__Directions for this task__
Copy the records below exactly as they are written.

******

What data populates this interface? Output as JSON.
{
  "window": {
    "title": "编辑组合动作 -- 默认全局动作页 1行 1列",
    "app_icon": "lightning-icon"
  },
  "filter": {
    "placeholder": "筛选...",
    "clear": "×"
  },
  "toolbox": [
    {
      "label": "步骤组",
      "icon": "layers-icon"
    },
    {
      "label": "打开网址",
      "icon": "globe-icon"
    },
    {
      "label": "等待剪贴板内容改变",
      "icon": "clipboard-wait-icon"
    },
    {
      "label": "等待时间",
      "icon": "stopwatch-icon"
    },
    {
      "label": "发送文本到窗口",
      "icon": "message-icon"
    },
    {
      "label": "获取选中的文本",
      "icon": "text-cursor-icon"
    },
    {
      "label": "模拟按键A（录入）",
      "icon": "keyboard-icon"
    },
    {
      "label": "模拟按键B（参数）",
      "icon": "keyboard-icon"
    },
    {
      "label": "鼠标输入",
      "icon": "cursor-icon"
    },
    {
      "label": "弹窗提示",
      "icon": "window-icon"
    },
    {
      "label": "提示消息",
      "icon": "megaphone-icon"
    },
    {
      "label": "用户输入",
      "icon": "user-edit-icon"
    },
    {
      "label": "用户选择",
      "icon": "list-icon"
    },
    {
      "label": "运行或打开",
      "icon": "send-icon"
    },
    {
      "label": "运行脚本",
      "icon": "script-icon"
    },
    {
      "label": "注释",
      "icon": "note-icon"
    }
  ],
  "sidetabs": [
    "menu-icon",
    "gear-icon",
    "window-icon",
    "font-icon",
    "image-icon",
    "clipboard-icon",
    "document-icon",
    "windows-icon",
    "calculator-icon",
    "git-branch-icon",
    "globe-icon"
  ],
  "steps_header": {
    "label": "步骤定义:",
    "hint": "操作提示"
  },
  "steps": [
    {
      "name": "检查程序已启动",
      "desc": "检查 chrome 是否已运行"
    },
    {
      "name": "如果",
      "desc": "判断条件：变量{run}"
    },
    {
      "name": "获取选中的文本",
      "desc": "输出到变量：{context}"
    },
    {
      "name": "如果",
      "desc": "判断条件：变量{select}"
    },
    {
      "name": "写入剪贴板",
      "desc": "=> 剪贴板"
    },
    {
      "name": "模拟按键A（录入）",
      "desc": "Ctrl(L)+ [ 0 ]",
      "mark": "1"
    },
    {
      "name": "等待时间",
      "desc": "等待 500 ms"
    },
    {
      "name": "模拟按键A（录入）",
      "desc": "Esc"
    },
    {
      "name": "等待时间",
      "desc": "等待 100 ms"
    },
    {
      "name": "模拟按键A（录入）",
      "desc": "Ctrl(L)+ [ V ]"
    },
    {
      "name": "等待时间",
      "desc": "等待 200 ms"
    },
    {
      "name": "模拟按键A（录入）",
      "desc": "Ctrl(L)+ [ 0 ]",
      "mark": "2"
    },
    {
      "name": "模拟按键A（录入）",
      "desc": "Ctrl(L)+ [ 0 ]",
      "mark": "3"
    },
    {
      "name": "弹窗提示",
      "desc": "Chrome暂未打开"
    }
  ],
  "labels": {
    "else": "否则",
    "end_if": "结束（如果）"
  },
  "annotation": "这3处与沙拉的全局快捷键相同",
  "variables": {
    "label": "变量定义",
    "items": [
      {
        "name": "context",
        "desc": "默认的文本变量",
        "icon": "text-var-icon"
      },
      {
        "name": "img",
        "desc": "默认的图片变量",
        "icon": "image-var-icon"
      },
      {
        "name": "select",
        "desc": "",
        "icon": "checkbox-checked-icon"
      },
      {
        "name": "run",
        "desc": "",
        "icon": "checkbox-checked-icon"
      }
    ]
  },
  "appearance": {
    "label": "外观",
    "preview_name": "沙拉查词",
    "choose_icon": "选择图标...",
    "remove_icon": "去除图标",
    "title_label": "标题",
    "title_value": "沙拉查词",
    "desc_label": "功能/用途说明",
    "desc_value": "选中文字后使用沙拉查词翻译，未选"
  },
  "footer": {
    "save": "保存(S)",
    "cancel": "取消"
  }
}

******

__Solved exercise__
What data populates this interface? Output as JSON.
{
  "window": {
    "title": "编辑组合动作 -- 默认全局动作页 1行 1列",
    "app_icon": "lightning-icon"
  },
  "filter": {
    "placeholder": "筛选...",
    "clear": "×"
  },
  "toolbox": [
    {
      "label": "步骤组",
      "icon": "layers-icon"
    },
    {
      "label": "打开网址",
      "icon": "globe-icon"
    },
    {
      "label": "等待剪贴板内容改变",
      "icon": "clipboard-wait-icon"
    },
    {
      "label": "等待时间",
      "icon": "stopwatch-icon"
    },
    {
      "label": "发送文本到窗口",
      "icon": "message-icon"
    },
    {
      "label": "获取选中的文本",
      "icon": "text-cursor-icon"
    },
    {
      "label": "模拟按键A（录入）",
      "icon": "keyboard-icon"
    },
    {
      "label": "模拟按键B（参数）",
      "icon": "keyboard-icon"
    },
    {
      "label": "鼠标输入",
      "icon": "cursor-icon"
    },
    {
      "label": "弹窗提示",
      "icon": "window-icon"
    },
    {
      "label": "提示消息",
      "icon": "megaphone-icon"
    },
    {
      "label": "用户输入",
      "icon": "user-edit-icon"
    },
    {
      "label": "用户选择",
      "icon": "list-icon"
    },
    {
      "label": "运行或打开",
      "icon": "send-icon"
    },
    {
      "label": "运行脚本",
      "icon": "script-icon"
    },
    {
      "label": "注释",
      "icon": "note-icon"
    }
  ],
  "sidetabs": [
    "menu-icon",
    "gear-icon",
    "window-icon",
    "font-icon",
    "image-icon",
    "clipboard-icon",
    "document-icon",
    "windows-icon",
    "calculator-icon",
    "git-branch-icon",
    "globe-icon"
  ],
  "steps_header": {
    "label": "步骤定义:",
    "hint": "操作提示"
  },
  "steps": [
    {
      "name": "检查程序已启动",
      "desc": "检查 chrome 是否已运行"
    },
    {
      "name": "如果",
      "desc": "判断条件：变量{run}"
    },
    {
      "name": "获取选中的文本",
      "desc": "输出到变量：{context}"
    },
    {
      "name": "如果",
      "desc": "判断条件：变量{select}"
    },
    {
      "name": "写入剪贴板",
      "desc": "=> 剪贴板"
    },
    {
      "name": "模拟按键A（录入）",
      "desc": "Ctrl(L)+ [ 0 ]",
      "mark": "1"
    },
    {
      "name": "等待时间",
      "desc": "等待 500 ms"
    },
    {
      "name": "模拟按键A（录入）",
      "desc": "Esc"
    },
    {
      "name": "等待时间",
      "desc": "等待 100 ms"
    },
    {
      "name": "模拟按键A（录入）",
      "desc": "Ctrl(L)+ [ V ]"
    },
    {
      "name": "等待时间",
      "desc": "等待 200 ms"
    },
    {
      "name": "模拟按键A（录入）",
      "desc": "Ctrl(L)+ [ 0 ]",
      "mark": "2"
    },
    {
      "name": "模拟按键A（录入）",
      "desc": "Ctrl(L)+ [ 0 ]",
      "mark": "3"
    },
    {
      "name": "弹窗提示",
      "desc": "Chrome暂未打开"
    }
  ],
  "labels": {
    "else": "否则",
    "end_if": "结束（如果）"
  },
  "annotation": "这3处与沙拉的全局快捷键相同",
  "variables": {
    "label": "变量定义",
    "items": [
      {
        "name": "context",
        "desc": "默认的文本变量",
        "icon": "text-var-icon"
      },
      {
        "name": "img",
        "desc": "默认的图片变量",
        "icon": "image-var-icon"
      },
      {
        "name": "select",
        "desc": "",
        "icon": "checkbox-checked-icon"
      },
      {
        "name": "run",
        "desc": "",
        "icon": "checkbox-checked-icon"
      }
    ]
  },
  "appearance": {
    "label": "外观",
    "preview_name": "沙拉查词",
    "choose_icon": "选择图标...",
    "remove_icon": "去除图标",
    "title_label": "标题",
    "title_value": "沙拉查词",
    "desc_label": "功能/用途说明",
    "desc_value": "选中文字后使用沙拉查词翻译，未选"
  },
  "footer": {
    "save": "保存(S)",
    "cancel": "取消"
  }
}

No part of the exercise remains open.